---------- DATA ENTRIES ----------

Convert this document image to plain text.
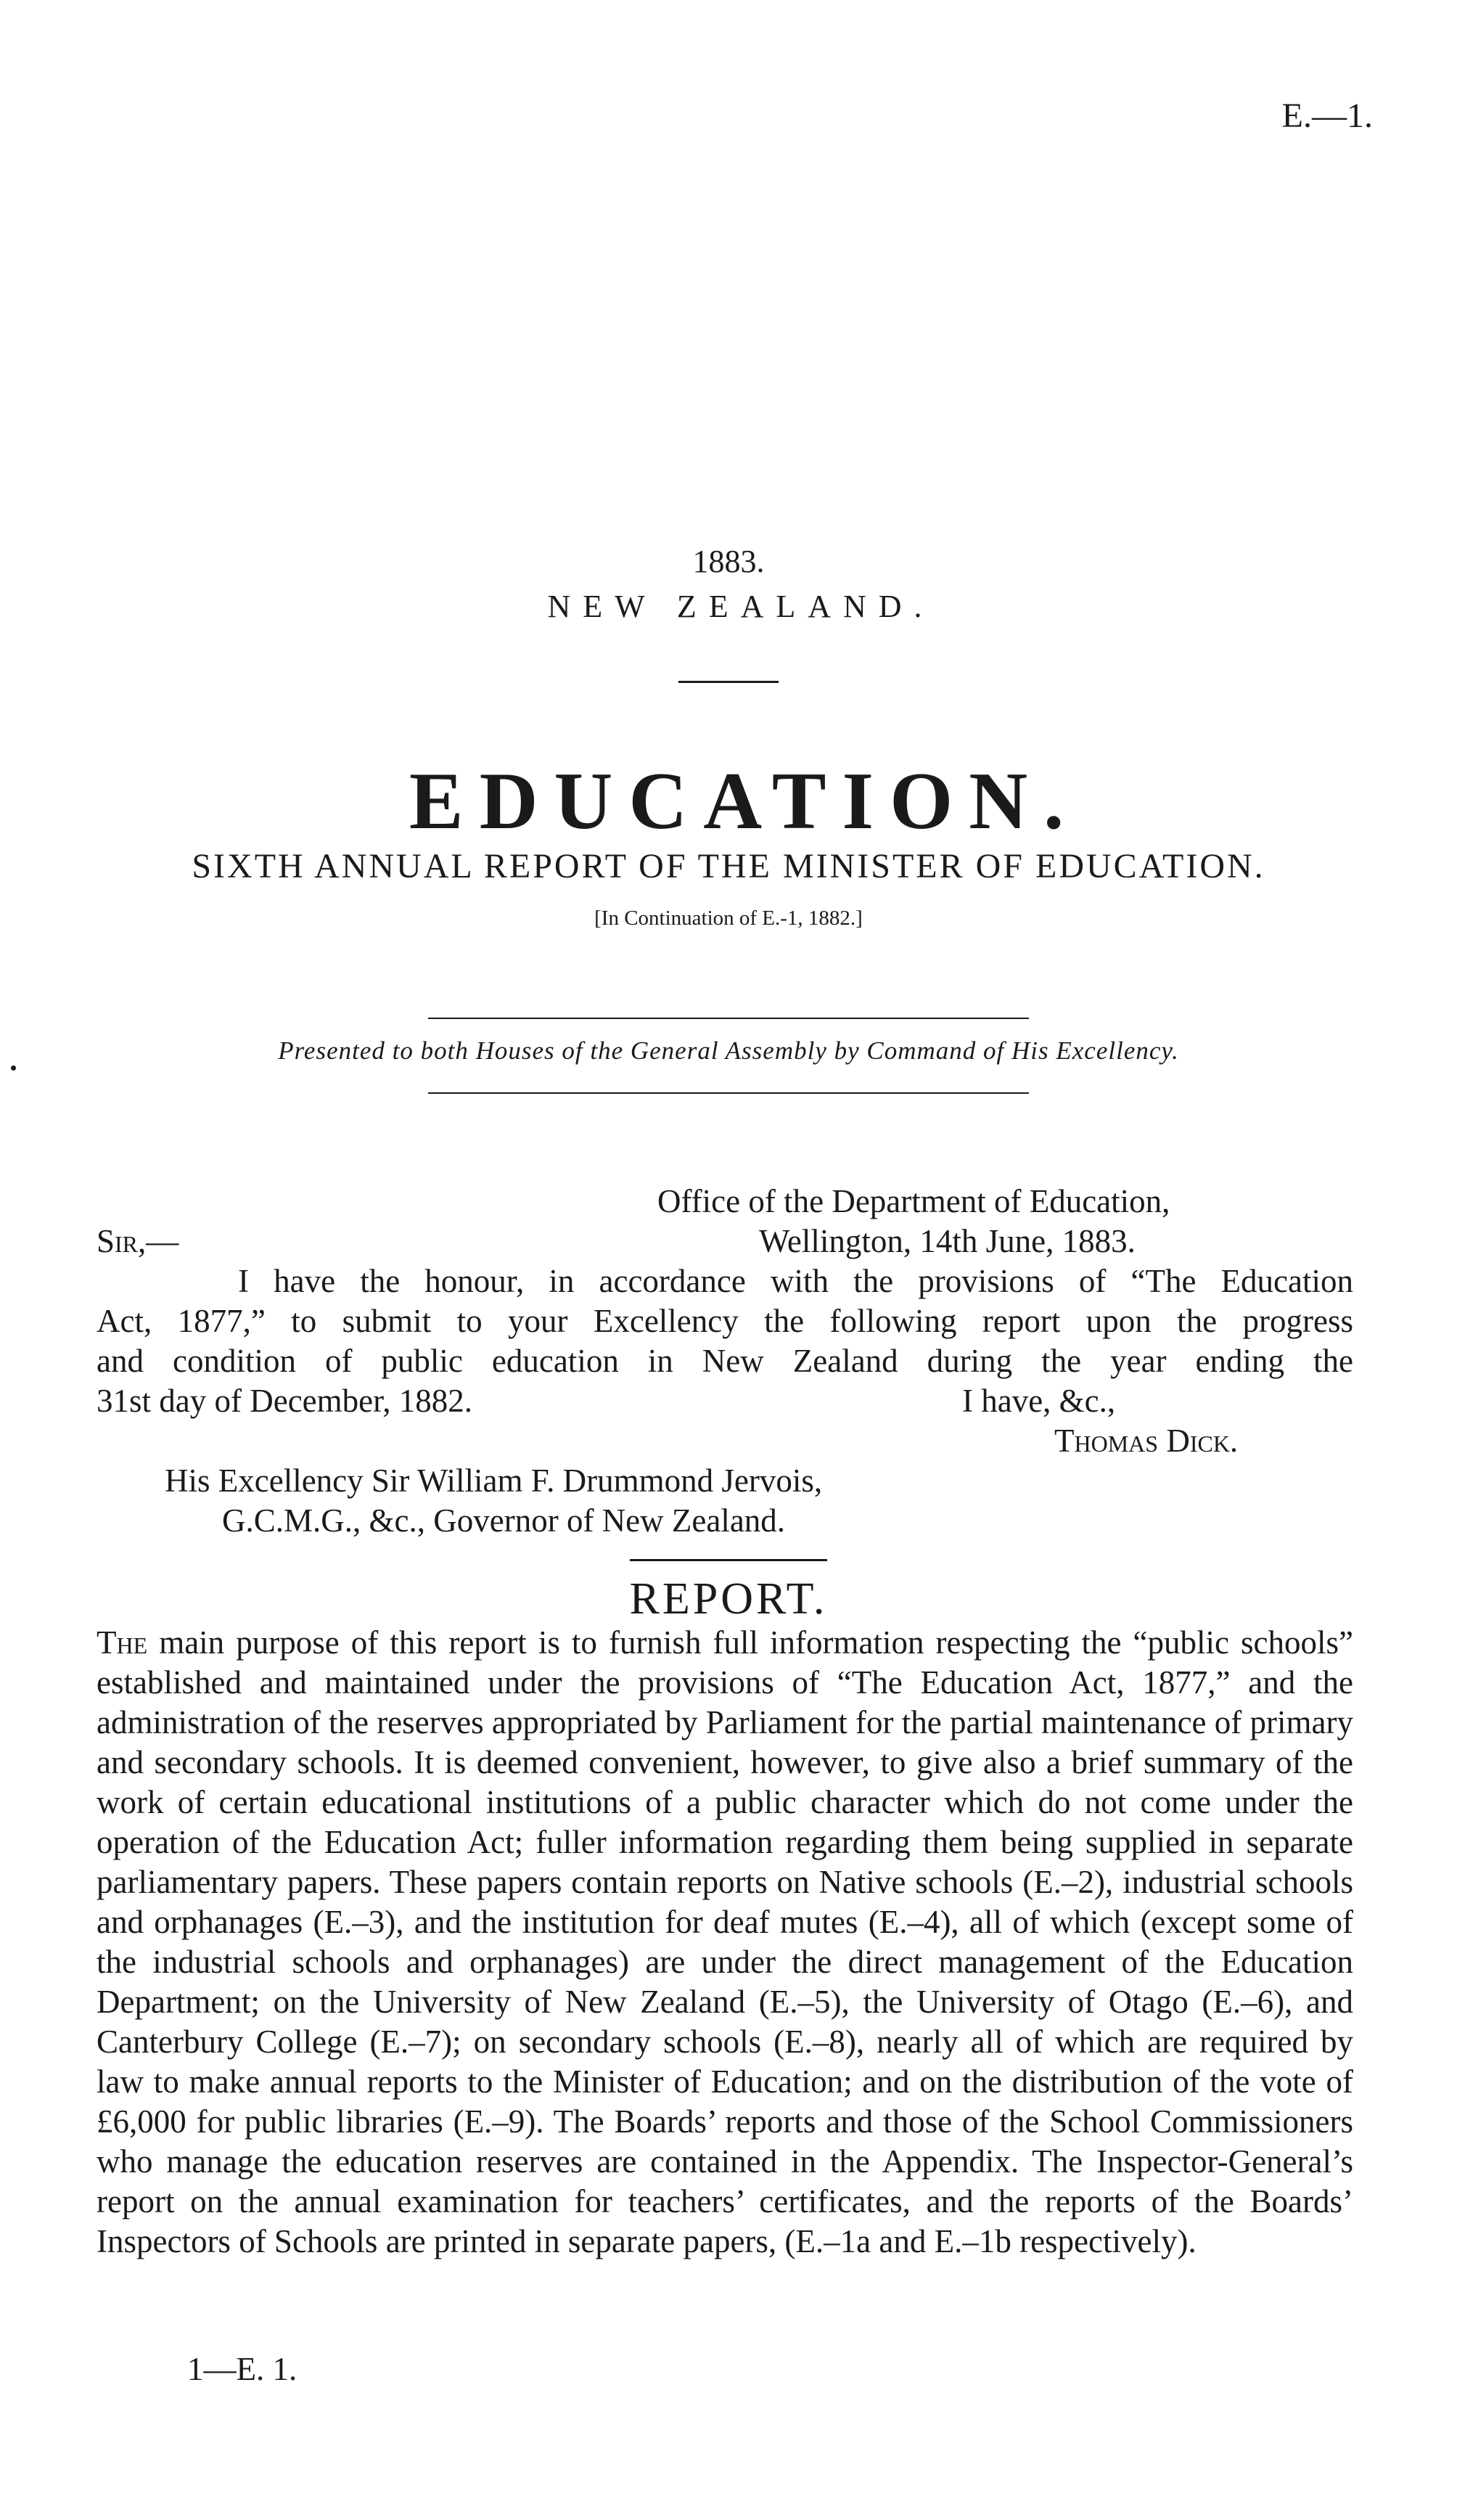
E.—1.
1883.
NEW ZEALAND.
EDUCATION.
SIXTH ANNUAL REPORT OF THE MINISTER OF EDUCATION.
[In Continuation of E.-1, 1882.]
Presented to both Houses of the General Assembly by Command of His Excellency.
Office of the Department of Education,
Sir,—	Wellington, 14th June, 1883.
I have the honour, in accordance with the provisions of “The Education
Act, 1877,” to submit to your Excellency the following report upon the progress
and condition of public education in New Zealand during the year ending the
31st day of December, 1882.	I have, &c.,
Thomas Dick.
His Excellency Sir William F. Drummond Jervois,
G.C.M.G., &c., Governor of New Zealand.
REPORT.
The main purpose of this report is to furnish full information respecting the “public schools” established and maintained under the provisions of “The Education Act, 1877,” and the administration of the reserves appropriated by Parliament for the partial maintenance of primary and secondary schools. It is deemed convenient, however, to give also a brief summary of the work of certain educational institutions of a public character which do not come under the operation of the Education Act; fuller information regarding them being supplied in separate parliamentary papers. These papers contain reports on Native schools (E.–2), industrial schools and orphanages (E.–3), and the institution for deaf mutes (E.–4), all of which (except some of the industrial schools and orphanages) are under the direct management of the Education Department; on the University of New Zealand (E.–5), the University of Otago (E.–6), and Canterbury College (E.–7); on secondary schools (E.–8), nearly all of which are required by law to make annual reports to the Minister of Education; and on the distribution of the vote of £6,000 for public libraries (E.–9). The Boards’ reports and those of the School Commissioners who manage the education reserves are contained in the Appendix. The Inspector-General’s report on the annual examination for teachers’ certificates, and the reports of the Boards’ Inspectors of Schools are printed in separate papers, (E.–1a and E.–1b respectively).
1—E. 1.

----------

### INSTRUCTIONS TO FOLLOW
From the listing above, copy every line that holds the string "have".

### RESPONSE
I have the honour, in accordance with the provisions of “The Education
31st day of December, 1882.	I have, &c.,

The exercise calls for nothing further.